SOURCE DOCUMENT -
begin

Reputation: 2620
I am using ML 9
In MarkLogic database, there are 2.8 million xml documents. I just want to get all the unique element names.
As the database size is too large, what is the best & fastest way to get the unique element names?
Upvotes: 1
Views: 125
Reputation: 66783
You could run a CORB job that selects all of the URIs from the database in your URIs module, and then returns a distinct list of element names using either name()
or local-name()
in the process module, with the PROCESS-TASK=com.marklogic.developer.corb.ExportBatchToFileTask
option to write all of the output to a single file, and the POST-BATCH-TASK=com.marklogic.developer.corb.PostBatchUpdateFileTask
and EXPORT-FILE-SORT=ascending|distinct
options to dedup, and generate a distinct list of element names from the database in a text file.
An example job with all of the necessary options, except for the XCC-CONNECTION-URI
:
# Inline module to select all URIs
URIS-MODULE=INLINE-XQUERY|xdmp:estimate(fn:doc()), cts:uris("",(),cts:true-query())
# Inline module to return a distinct list of element names in the document on a separate line
PROCESS-MODULE=INLINE-XQUERY|declare variable $URI as xs:string external; string-join(fn:distinct-values(fn:doc($URI)//*/name())," ")
# Write the results of each process module to a single file
PROCESS-TASK=com.marklogic.developer.corb.ExportBatchToFileTask
EXPORT-FILE-NAME=element-names.txt
# After the batch processing is completed, sort and dedup the element names
POST-BATCH-TASK=com.marklogic.developer.corb.PostBatchUpdateFileTask
EXPORT-FILE-SORT=ascending|distinct
THREAD-COUNT=10
Upvotes: 2

end

MATERIAL -
begin

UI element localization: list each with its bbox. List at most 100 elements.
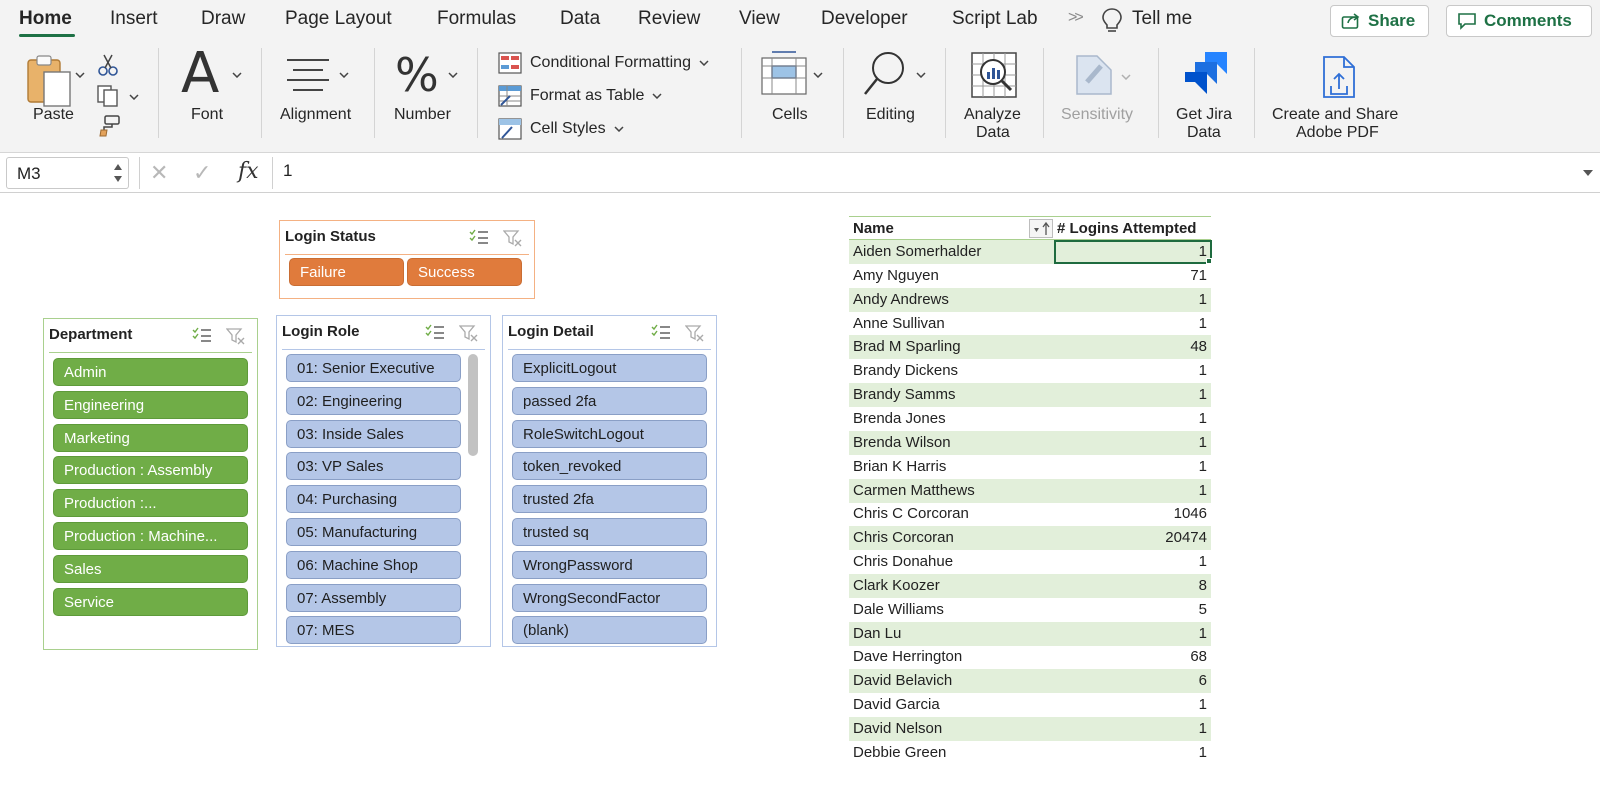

end

THE TASKS -
[A] Reproduce verbatim the part of the MarkLogic thread from "Reputation: 2620" up to and including "using either name()".
[B] Translate this sentence from the MarkLogic thread into German: "In MarkLogic database, there are 2.8 million xml documents."
[C] Answer these questions using the MarkLogic thread:
(i) How many XML documents does the database hold?
(ii) What value does the example job give THREAD-COUNT?
(iii) What file name does EXPORT-FILE-NAME specify?

RESPONSES -
[A]
Reputation: 2620
I am using ML 9
In MarkLogic database, there are 2.8 million xml documents. I just want to get all the unique element names.
As the database size is too large, what is the best & fastest way to get the unique element names?
Upvotes: 1
Views: 125
Reputation: 66783
You could run a CORB job that selects all of the URIs from the database in your URIs module, and then returns a distinct list of element names using either name()

[B] In der MarkLogic-Datenbank gibt es 2,8 Millionen XML-Dokumente.

[C]
(i) 2.8 million
(ii) 10
(iii) element-names.txt